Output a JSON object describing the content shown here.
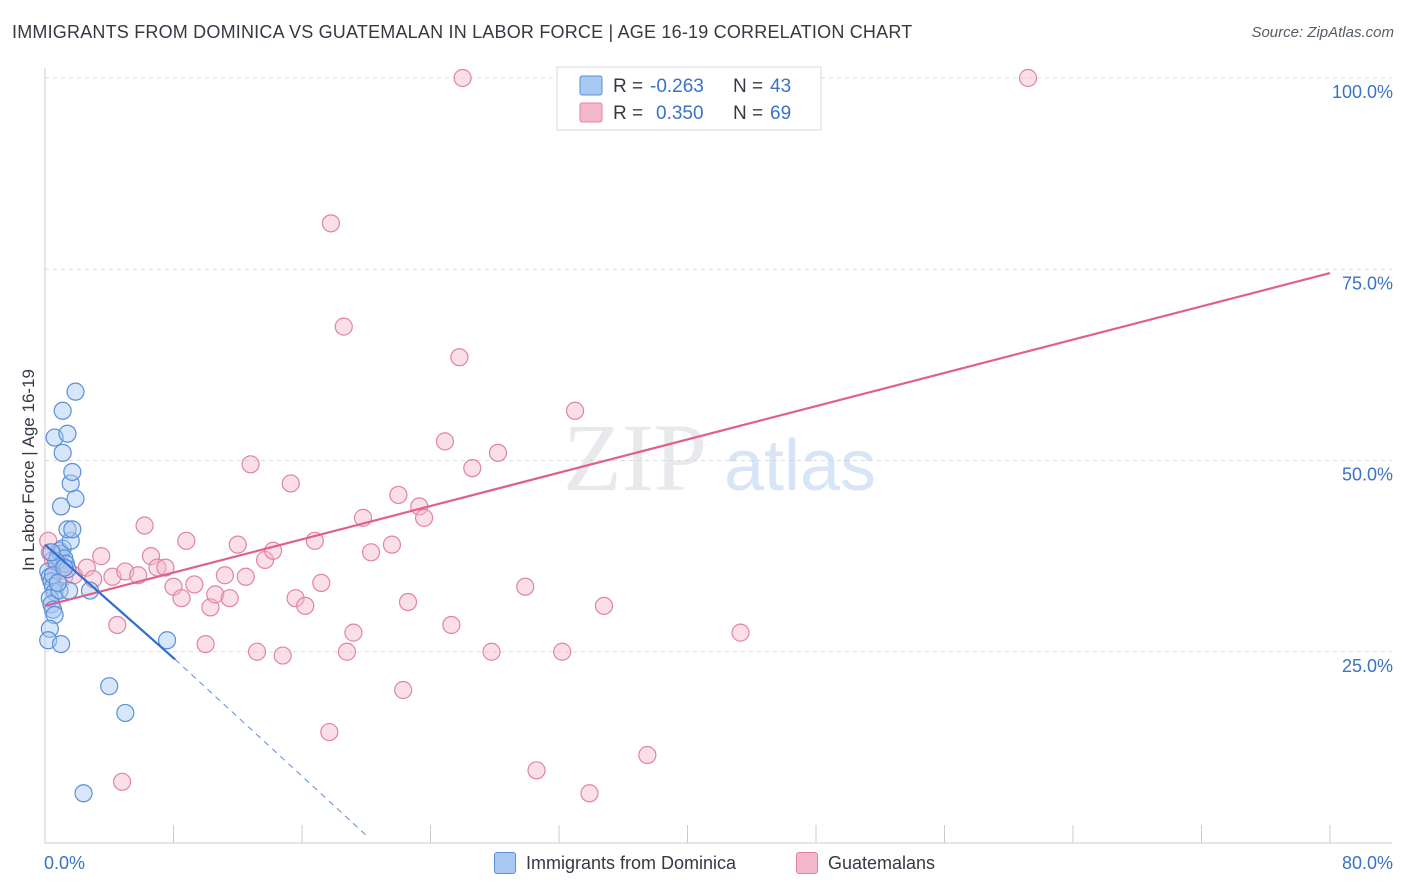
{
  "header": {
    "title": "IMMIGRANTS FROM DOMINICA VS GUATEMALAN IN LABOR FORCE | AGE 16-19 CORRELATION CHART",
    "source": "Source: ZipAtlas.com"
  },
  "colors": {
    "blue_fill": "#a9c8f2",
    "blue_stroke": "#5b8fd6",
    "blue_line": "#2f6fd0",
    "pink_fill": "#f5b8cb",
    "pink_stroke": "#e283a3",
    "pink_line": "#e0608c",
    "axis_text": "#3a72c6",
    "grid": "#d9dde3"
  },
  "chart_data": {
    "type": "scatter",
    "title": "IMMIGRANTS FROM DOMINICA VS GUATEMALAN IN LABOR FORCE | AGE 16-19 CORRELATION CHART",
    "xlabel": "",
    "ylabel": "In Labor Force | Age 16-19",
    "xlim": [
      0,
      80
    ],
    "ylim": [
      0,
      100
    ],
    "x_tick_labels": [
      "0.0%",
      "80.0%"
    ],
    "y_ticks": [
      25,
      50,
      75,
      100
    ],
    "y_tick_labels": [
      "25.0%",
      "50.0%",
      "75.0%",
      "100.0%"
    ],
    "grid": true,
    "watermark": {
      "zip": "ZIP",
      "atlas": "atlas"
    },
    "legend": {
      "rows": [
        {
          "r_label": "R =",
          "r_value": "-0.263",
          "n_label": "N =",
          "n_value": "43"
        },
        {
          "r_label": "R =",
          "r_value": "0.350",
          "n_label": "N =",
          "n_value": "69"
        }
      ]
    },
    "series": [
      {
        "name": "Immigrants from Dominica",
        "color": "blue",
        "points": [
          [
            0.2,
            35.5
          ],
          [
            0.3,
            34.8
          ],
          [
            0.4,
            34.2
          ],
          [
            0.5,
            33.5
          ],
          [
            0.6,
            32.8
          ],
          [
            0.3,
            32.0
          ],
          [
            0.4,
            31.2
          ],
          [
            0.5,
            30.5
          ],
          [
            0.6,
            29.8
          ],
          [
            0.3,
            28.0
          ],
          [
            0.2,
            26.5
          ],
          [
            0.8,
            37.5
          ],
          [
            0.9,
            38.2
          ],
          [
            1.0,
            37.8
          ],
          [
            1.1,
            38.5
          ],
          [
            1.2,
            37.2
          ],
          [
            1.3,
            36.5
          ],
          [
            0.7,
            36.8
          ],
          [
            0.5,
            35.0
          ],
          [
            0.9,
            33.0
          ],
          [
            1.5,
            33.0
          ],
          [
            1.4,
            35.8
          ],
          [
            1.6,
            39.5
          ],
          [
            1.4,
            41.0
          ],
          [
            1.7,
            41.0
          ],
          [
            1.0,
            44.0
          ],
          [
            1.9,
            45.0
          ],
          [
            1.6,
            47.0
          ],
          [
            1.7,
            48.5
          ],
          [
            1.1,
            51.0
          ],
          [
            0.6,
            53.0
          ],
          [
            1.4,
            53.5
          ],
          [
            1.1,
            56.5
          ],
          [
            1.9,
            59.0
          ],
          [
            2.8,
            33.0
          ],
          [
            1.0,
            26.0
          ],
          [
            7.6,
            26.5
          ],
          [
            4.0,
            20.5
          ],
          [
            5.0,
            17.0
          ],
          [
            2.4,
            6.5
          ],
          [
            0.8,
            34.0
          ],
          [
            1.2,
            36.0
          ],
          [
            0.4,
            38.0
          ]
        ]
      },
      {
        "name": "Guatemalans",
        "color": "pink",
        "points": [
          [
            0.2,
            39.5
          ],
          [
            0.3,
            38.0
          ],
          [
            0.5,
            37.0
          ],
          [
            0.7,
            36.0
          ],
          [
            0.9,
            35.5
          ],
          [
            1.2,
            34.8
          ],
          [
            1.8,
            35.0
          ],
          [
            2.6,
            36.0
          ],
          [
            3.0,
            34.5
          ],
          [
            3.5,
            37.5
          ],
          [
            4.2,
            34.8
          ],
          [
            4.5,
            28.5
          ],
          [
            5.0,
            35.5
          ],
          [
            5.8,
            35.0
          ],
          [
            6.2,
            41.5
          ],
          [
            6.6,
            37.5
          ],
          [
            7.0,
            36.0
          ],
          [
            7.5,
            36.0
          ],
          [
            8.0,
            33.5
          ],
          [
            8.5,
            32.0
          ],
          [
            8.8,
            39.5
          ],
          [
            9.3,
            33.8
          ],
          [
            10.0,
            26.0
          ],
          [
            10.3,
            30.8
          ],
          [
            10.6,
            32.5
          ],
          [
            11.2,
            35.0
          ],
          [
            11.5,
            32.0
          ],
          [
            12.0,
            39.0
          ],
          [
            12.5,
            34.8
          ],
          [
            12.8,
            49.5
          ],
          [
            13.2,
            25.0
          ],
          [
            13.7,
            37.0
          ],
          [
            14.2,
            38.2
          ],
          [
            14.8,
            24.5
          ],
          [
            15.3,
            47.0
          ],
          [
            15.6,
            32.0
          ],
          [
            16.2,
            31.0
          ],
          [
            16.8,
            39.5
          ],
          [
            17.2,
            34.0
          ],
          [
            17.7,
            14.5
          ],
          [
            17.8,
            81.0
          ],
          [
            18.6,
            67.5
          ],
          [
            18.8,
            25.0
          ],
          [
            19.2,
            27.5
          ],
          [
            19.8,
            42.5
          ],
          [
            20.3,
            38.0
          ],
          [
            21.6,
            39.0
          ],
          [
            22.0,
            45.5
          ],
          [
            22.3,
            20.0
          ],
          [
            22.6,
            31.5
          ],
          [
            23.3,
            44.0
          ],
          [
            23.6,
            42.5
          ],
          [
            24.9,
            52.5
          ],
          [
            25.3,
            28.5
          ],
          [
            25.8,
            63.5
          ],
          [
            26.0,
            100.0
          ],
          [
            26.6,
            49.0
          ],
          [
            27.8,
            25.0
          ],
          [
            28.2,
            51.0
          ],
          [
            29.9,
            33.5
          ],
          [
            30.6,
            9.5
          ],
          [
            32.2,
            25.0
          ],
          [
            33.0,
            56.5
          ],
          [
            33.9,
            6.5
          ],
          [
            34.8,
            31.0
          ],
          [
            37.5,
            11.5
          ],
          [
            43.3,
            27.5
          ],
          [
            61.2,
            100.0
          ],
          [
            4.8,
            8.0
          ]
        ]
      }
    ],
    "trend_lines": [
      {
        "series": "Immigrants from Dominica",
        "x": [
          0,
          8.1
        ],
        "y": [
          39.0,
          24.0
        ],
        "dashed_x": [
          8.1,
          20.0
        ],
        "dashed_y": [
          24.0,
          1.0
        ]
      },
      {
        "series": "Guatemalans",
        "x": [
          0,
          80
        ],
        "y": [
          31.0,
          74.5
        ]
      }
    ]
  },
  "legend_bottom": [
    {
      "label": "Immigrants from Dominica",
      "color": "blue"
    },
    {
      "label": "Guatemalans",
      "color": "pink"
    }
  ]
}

────

What you are asked to do: Copy all lines from the listing that contain "series".

Reply:
    "series": [
        "series": "Immigrants from Dominica",
        "series": "Guatemalans",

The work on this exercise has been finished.